─── RECORDS TO PROCESS
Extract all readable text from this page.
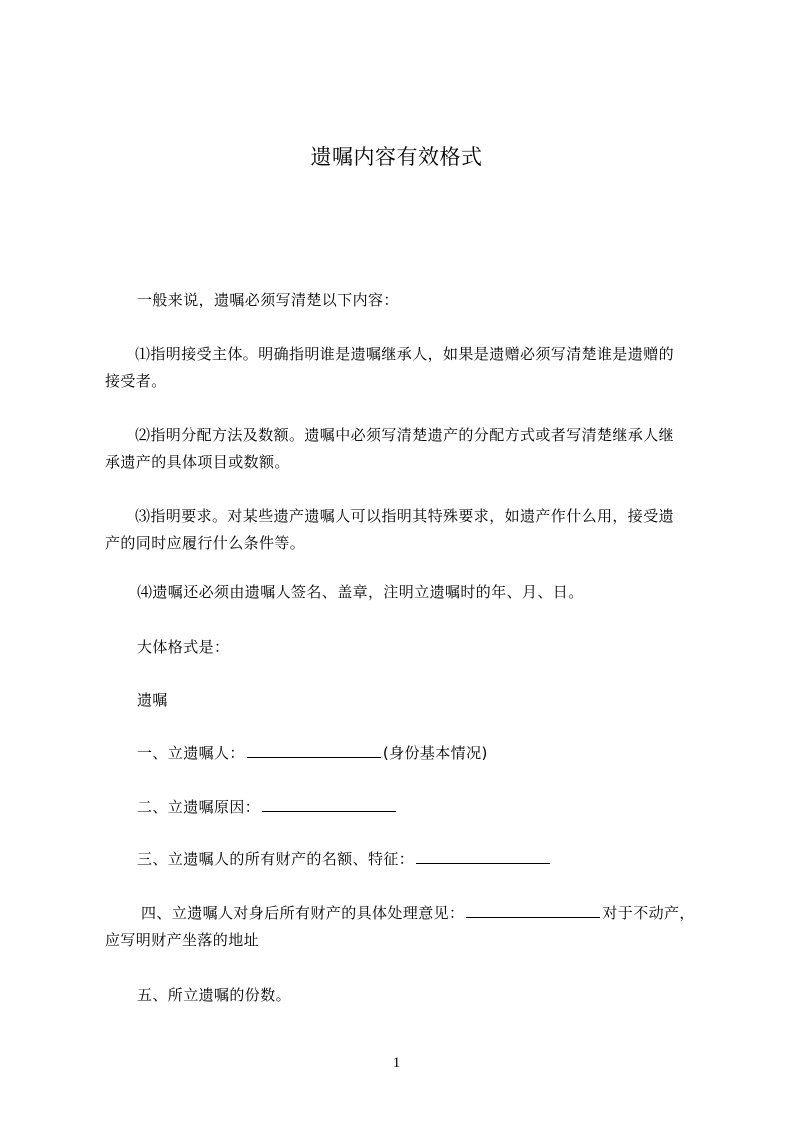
遗嘱内容有效格式
一般来说，遗嘱必须写清楚以下内容：
⑴指明接受主体。明确指明谁是遗嘱继承人，如果是遗赠必须写清楚谁是遗赠的
接受者。
⑵指明分配方法及数额。遗嘱中必须写清楚遗产的分配方式或者写清楚继承人继
承遗产的具体项目或数额。
⑶指明要求。对某些遗产遗嘱人可以指明其特殊要求，如遗产作什么用，接受遗
产的同时应履行什么条件等。
⑷遗嘱还必须由遗嘱人签名、盖章，注明立遗嘱时的年、月、日。
大体格式是：
遗嘱
一、立遗嘱人：	(身份基本情况)
二、立遗嘱原因：
三、立遗嘱人的所有财产的名额、特征：
四、立遗嘱人对身后所有财产的具体处理意见：	对于不动产，
应写明财产坐落的地址
五、所立遗嘱的份数。
1
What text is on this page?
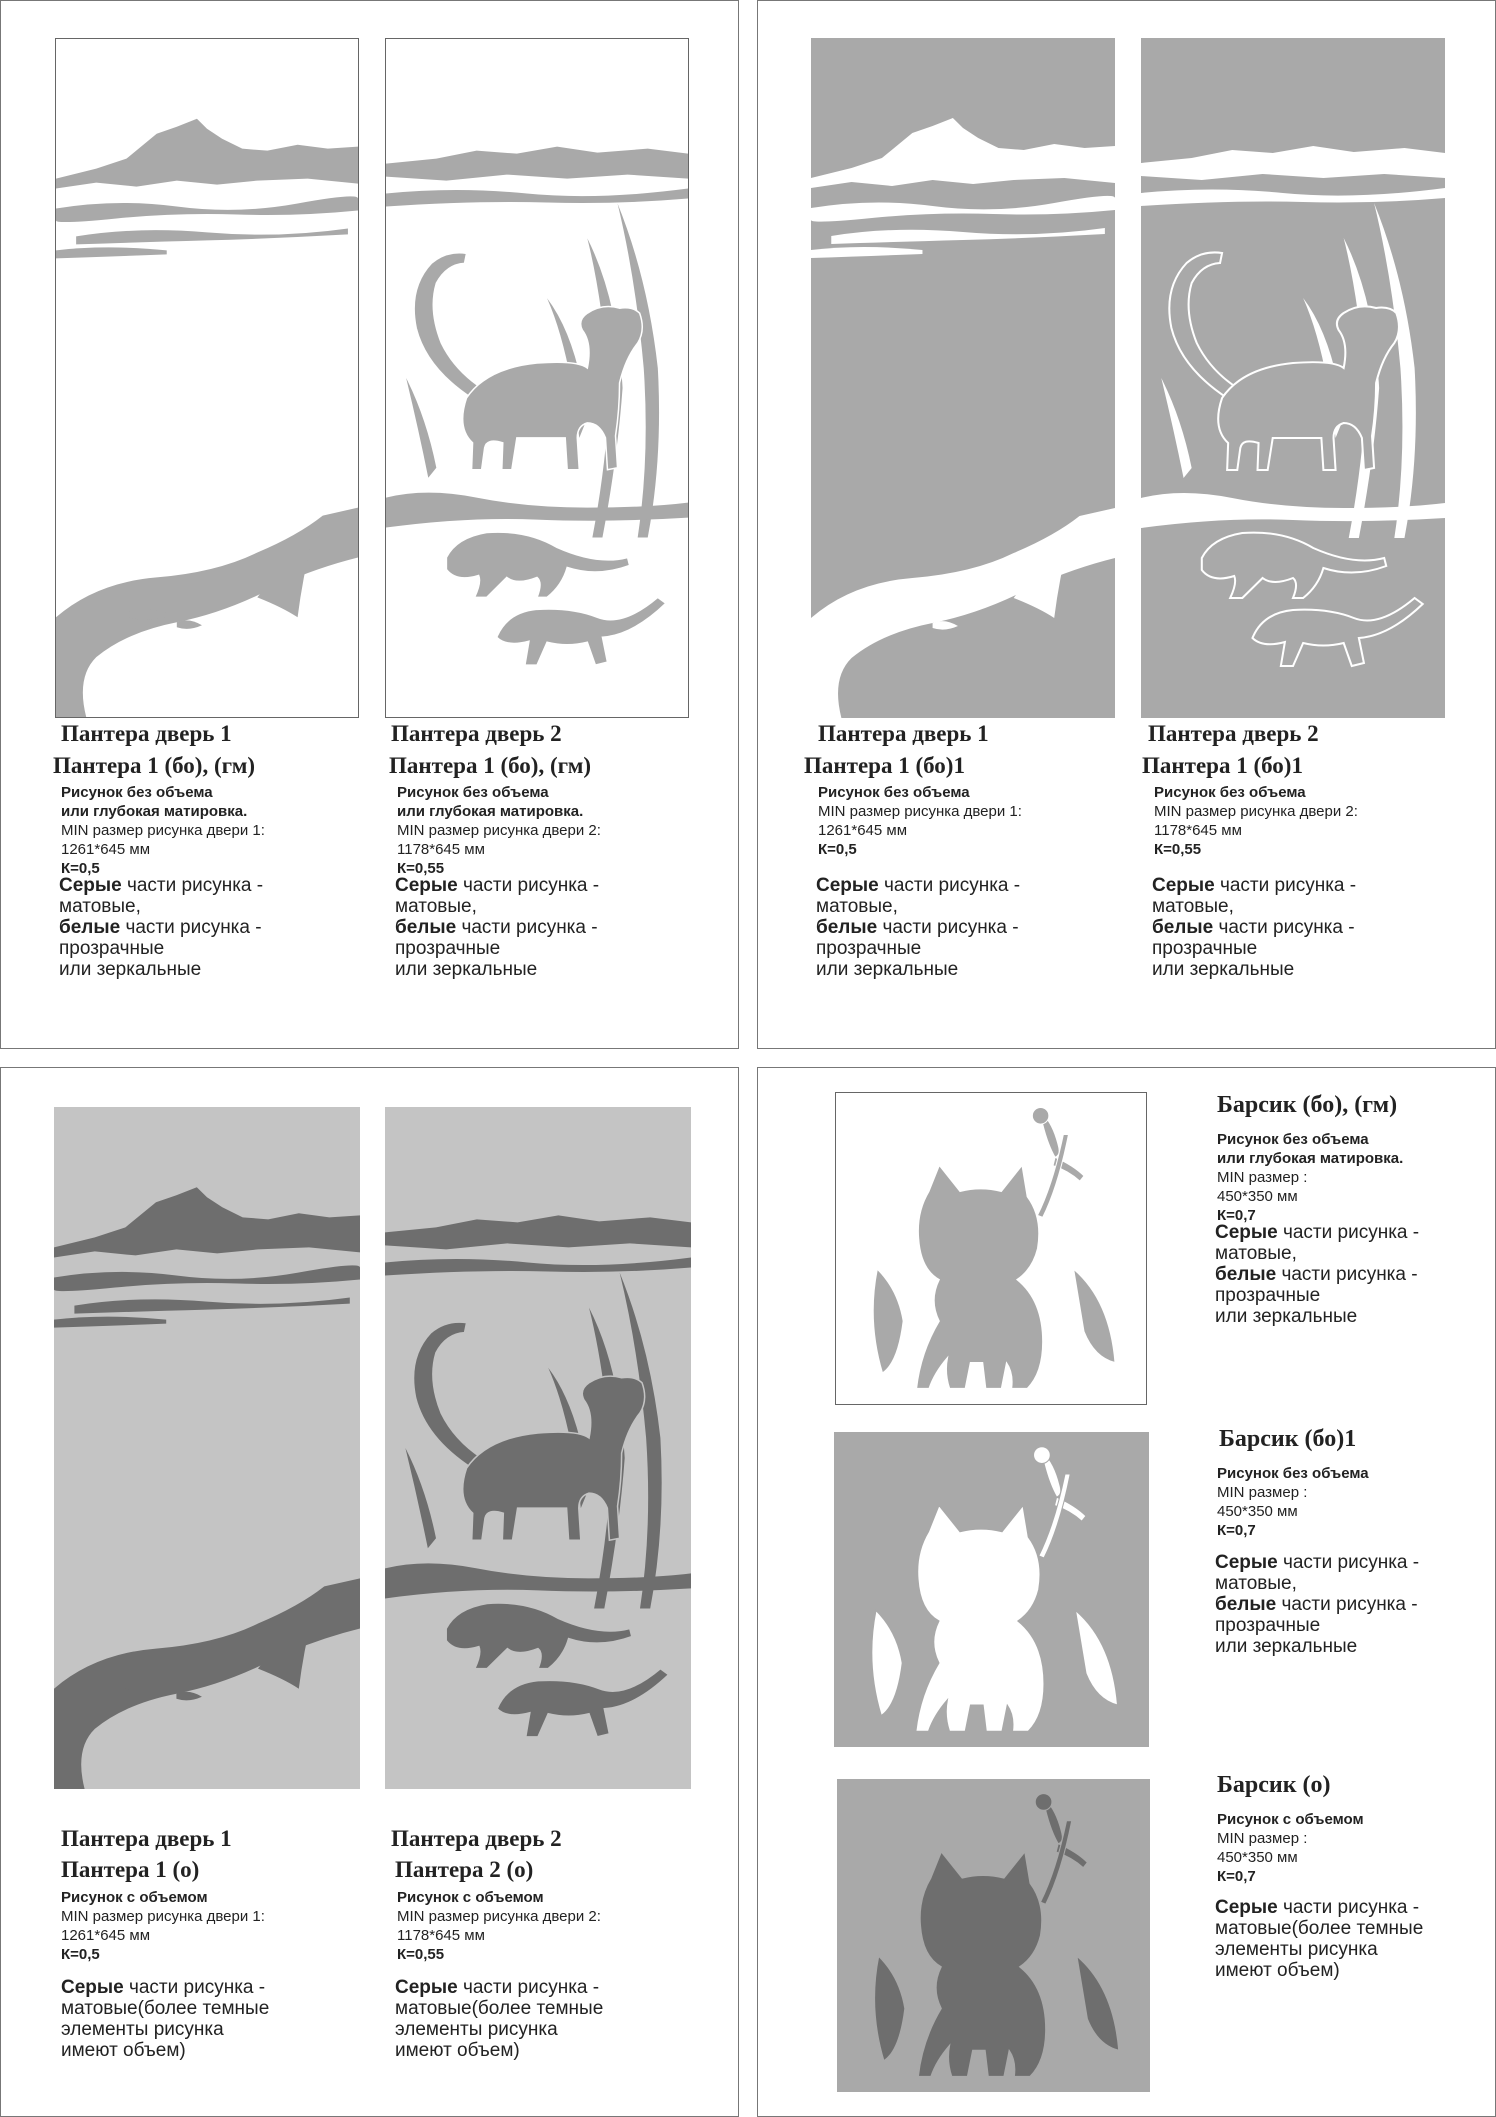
Пантера дверь 1
Пантера 1 (бо), (гм)
Рисунок без объема
или глубокая матировка.
MIN размер рисунка двери 1:
1261*645 мм
К=0,5
Серые части рисунка -
матовые,
белые части рисунка -
прозрачные
или зеркальные
Пантера дверь 2
Пантера 1 (бо), (гм)
Рисунок без объема
или глубокая матировка.
MIN размер рисунка двери 2:
1178*645 мм
К=0,55
Серые части рисунка -
матовые,
белые части рисунка -
прозрачные
или зеркальные
Пантера дверь 1
Пантера 1 (бо)1
Рисунок без объема
MIN размер рисунка двери 1:
1261*645 мм
К=0,5
Серые части рисунка -
матовые,
белые части рисунка -
прозрачные
или зеркальные
Пантера дверь 2
Пантера 1 (бо)1
Рисунок без объема
MIN размер рисунка двери 2:
1178*645 мм
К=0,55
Серые части рисунка -
матовые,
белые части рисунка -
прозрачные
или зеркальные
Пантера дверь 1
Пантера 1 (о)
Рисунок с объемом
MIN размер рисунка двери 1:
1261*645 мм
К=0,5
Серые части рисунка -
матовые(более темные
элементы рисунка
имеют объем)
Пантера дверь 2
Пантера 2 (о)
Рисунок с объемом
MIN размер рисунка двери 2:
1178*645 мм
К=0,55
Серые части рисунка -
матовые(более темные
элементы рисунка
имеют объем)
Барсик (бо), (гм)
Рисунок без объема
или глубокая матировка.
MIN размер :
450*350 мм
К=0,7
Серые части рисунка -
матовые,
белые части рисунка -
прозрачные
или зеркальные
Барсик (бо)1
Рисунок без объема
MIN размер :
450*350 мм
К=0,7
Серые части рисунка -
матовые,
белые части рисунка -
прозрачные
или зеркальные
Барсик (о)
Рисунок с объемом
MIN размер :
450*350 мм
К=0,7
Серые части рисунка -
матовые(более темные
элементы рисунка
имеют объем)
──────
> AIM OF THE EXERCISE: Copy every record above exactly, leaving out any pictures.

> RESULT FOR THIS TASK:
Extract all readable text from this page.
遗嘱内容有效格式
一般来说，遗嘱必须写清楚以下内容：
⑴指明接受主体。明确指明谁是遗嘱继承人，如果是遗赠必须写清楚谁是遗赠的
接受者。
⑵指明分配方法及数额。遗嘱中必须写清楚遗产的分配方式或者写清楚继承人继
承遗产的具体项目或数额。
⑶指明要求。对某些遗产遗嘱人可以指明其特殊要求，如遗产作什么用，接受遗
产的同时应履行什么条件等。
⑷遗嘱还必须由遗嘱人签名、盖章，注明立遗嘱时的年、月、日。
大体格式是：
遗嘱
一、立遗嘱人：	(身份基本情况)
二、立遗嘱原因：
三、立遗嘱人的所有财产的名额、特征：
四、立遗嘱人对身后所有财产的具体处理意见：	对于不动产，
应写明财产坐落的地址
五、所立遗嘱的份数。
1
What text is on this page?
Пантера дверь 1
Пантера 1 (бо), (гм)
Рисунок без объема
или глубокая матировка.
MIN размер рисунка двери 1:
1261*645 мм
К=0,5
Серые части рисунка -
матовые,
белые части рисунка -
прозрачные
или зеркальные
Пантера дверь 2
Пантера 1 (бо), (гм)
Рисунок без объема
или глубокая матировка.
MIN размер рисунка двери 2:
1178*645 мм
К=0,55
Серые части рисунка -
матовые,
белые части рисунка -
прозрачные
или зеркальные
Пантера дверь 1
Пантера 1 (бо)1
Рисунок без объема
MIN размер рисунка двери 1:
1261*645 мм
К=0,5
Серые части рисунка -
матовые,
белые части рисунка -
прозрачные
или зеркальные
Пантера дверь 2
Пантера 1 (бо)1
Рисунок без объема
MIN размер рисунка двери 2:
1178*645 мм
К=0,55
Серые части рисунка -
матовые,
белые части рисунка -
прозрачные
или зеркальные
Пантера дверь 1
Пантера 1 (о)
Рисунок с объемом
MIN размер рисунка двери 1:
1261*645 мм
К=0,5
Серые части рисунка -
матовые(более темные
элементы рисунка
имеют объем)
Пантера дверь 2
Пантера 2 (о)
Рисунок с объемом
MIN размер рисунка двери 2:
1178*645 мм
К=0,55
Серые части рисунка -
матовые(более темные
элементы рисунка
имеют объем)
Барсик (бо), (гм)
Рисунок без объема
или глубокая матировка.
MIN размер :
450*350 мм
К=0,7
Серые части рисунка -
матовые,
белые части рисунка -
прозрачные
или зеркальные
Барсик (бо)1
Рисунок без объема
MIN размер :
450*350 мм
К=0,7
Серые части рисунка -
матовые,
белые части рисунка -
прозрачные
или зеркальные
Барсик (о)
Рисунок с объемом
MIN размер :
450*350 мм
К=0,7
Серые части рисунка -
матовые(более темные
элементы рисунка
имеют объем)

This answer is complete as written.